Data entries
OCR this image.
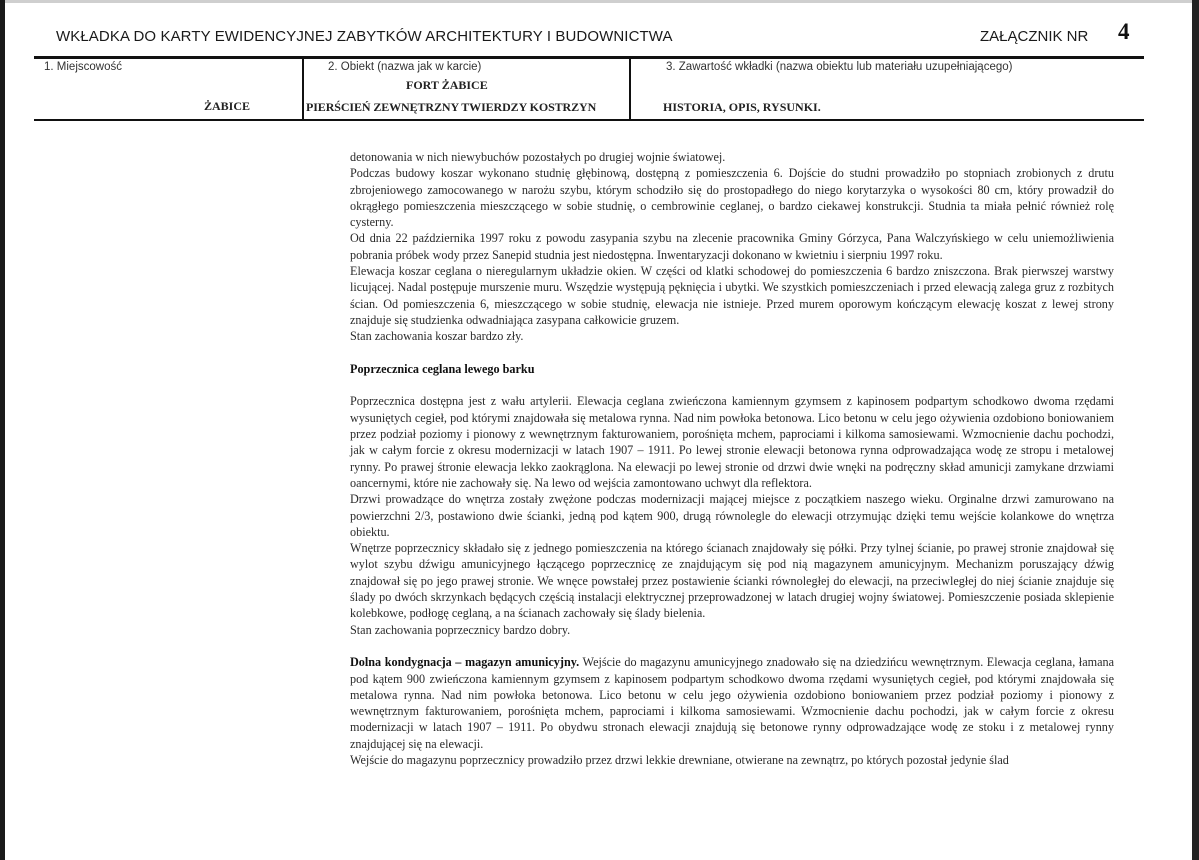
WKŁADKA DO KARTY EWIDENCYJNEJ ZABYTKÓW ARCHITEKTURY I BUDOWNICTWA	ZAŁĄCZNIK NR 4
1. Miejscowość
ŻABICE
2. Obiekt (nazwa jak w karcie)
FORT ŻABICE
PIERŚCIEŃ ZEWNĘTRZNY TWIERDZY KOSTRZYN
3. Zawartość wkładki (nazwa obiektu lub materiału uzupełniającego)
HISTORIA, OPIS, RYSUNKI.

detonowania w nich niewybuchów pozostałych po drugiej wojnie światowej.

Podczas budowy koszar wykonano studnię głębinową, dostępną z pomieszczenia 6. Dojście do studni prowadziło po stopniach zrobionych z drutu zbrojeniowego zamocowanego w narożu szybu, którym schodziło się do prostopadłego do niego korytarzyka o wysokości 80 cm, który prowadził do okrągłego pomieszczenia mieszczącego w sobie studnię, o cembrowinie ceglanej, o bardzo ciekawej konstrukcji. Studnia ta miała pełnić również rolę cysterny.

Od dnia 22 października 1997 roku z powodu zasypania szybu na zlecenie pracownika Gminy Górzyca, Pana Walczyńskiego w celu uniemożliwienia pobrania próbek wody przez Sanepid studnia jest niedostępna. Inwentaryzacji dokonano w kwietniu i sierpniu 1997 roku.

Elewacja koszar ceglana o nieregularnym układzie okien. W części od klatki schodowej do pomieszczenia 6 bardzo zniszczona. Brak pierwszej warstwy licującej. Nadal postępuje murszenie muru. Wszędzie występują pęknięcia i ubytki. We szystkich pomieszczeniach i przed elewacją zalega gruz z rozbitych ścian. Od pomieszczenia 6, mieszczącego w sobie studnię, elewacja nie istnieje. Przed murem oporowym kończącym elewację koszat z lewej strony znajduje się studzienka odwadniająca zasypana całkowicie gruzem.

Stan zachowania koszar bardzo zły.

Poprzecznica ceglana lewego barku

Poprzecznica dostępna jest z wału artylerii. Elewacja ceglana zwieńczona kamiennym gzymsem z kapinosem podpartym schodkowo dwoma rzędami wysuniętych cegieł, pod którymi znajdowała się metalowa rynna. Nad nim powłoka betonowa. Lico betonu w celu jego ożywienia ozdobiono boniowaniem przez podział poziomy i pionowy z wewnętrznym fakturowaniem, porośnięta mchem, paprociami i kilkoma samosiewami. Wzmocnienie dachu pochodzi, jak w całym forcie z okresu modernizacji w latach 1907 – 1911. Po lewej stronie elewacji betonowa rynna odprowadzająca wodę ze stropu i metalowej rynny. Po prawej śtronie elewacja lekko zaokrąglona. Na elewacji po lewej stronie od drzwi dwie wnęki na podręczny skład amunicji zamykane drzwiami oancernymi, które nie zachowały się. Na lewo od wejścia zamontowano uchwyt dla reflektora.

Drzwi prowadzące do wnętrza zostały zwężone podczas modernizacji mającej miejsce z początkiem naszego wieku. Orginalne drzwi zamurowano na powierzchni 2/3, postawiono dwie ścianki, jedną pod kątem 900, drugą równolegle do elewacji otrzymując dzięki temu wejście kolankowe do wnętrza obiektu.

Wnętrze poprzecznicy składało się z jednego pomieszczenia na którego ścianach znajdowały się półki. Przy tylnej ścianie, po prawej stronie znajdował się wylot szybu dźwigu amunicyjnego łączącego poprzecznicę ze znajdującym się pod nią magazynem amunicyjnym. Mechanizm poruszający dźwig znajdował się po jego prawej stronie. We wnęce powstałej przez postawienie ścianki równoległej do elewacji, na przeciwległej do niej ścianie znajduje się ślady po dwóch skrzynkach będących częścią instalacji elektrycznej przeprowadzonej w latach drugiej wojny światowej. Pomieszczenie posiada sklepienie kolebkowe, podłogę ceglaną, a na ścianach zachowały się ślady bielenia.

Stan zachowania poprzecznicy bardzo dobry.

Dolna kondygnacja – magazyn amunicyjny. Wejście do magazynu amunicyjnego znadowało się na dziedzińcu wewnętrznym. Elewacja ceglana, łamana pod kątem 900 zwieńczona kamiennym gzymsem z kapinosem podpartym schodkowo dwoma rzędami wysuniętych cegieł, pod którymi znajdowała się metalowa rynna. Nad nim powłoka betonowa. Lico betonu w celu jego ożywienia ozdobiono boniowaniem przez podział poziomy i pionowy z wewnętrznym fakturowaniem, porośnięta mchem, paprociami i kilkoma samosiewami. Wzmocnienie dachu pochodzi, jak w całym forcie z okresu modernizacji w latach 1907 – 1911. Po obydwu stronach elewacji znajdują się betonowe rynny odprowadzające wodę ze stoku i z metalowej rynny znajdującej się na elewacji.

Wejście do magazynu poprzecznicy prowadziło przez drzwi lekkie drewniane, otwierane na zewnątrz, po których pozostał jedynie ślad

## Instructions to follow
From the data above, copy out every line with the string "zachowania" in it.

## Final answer
Stan zachowania koszar bardzo zły.
Stan zachowania poprzecznicy bardzo dobry.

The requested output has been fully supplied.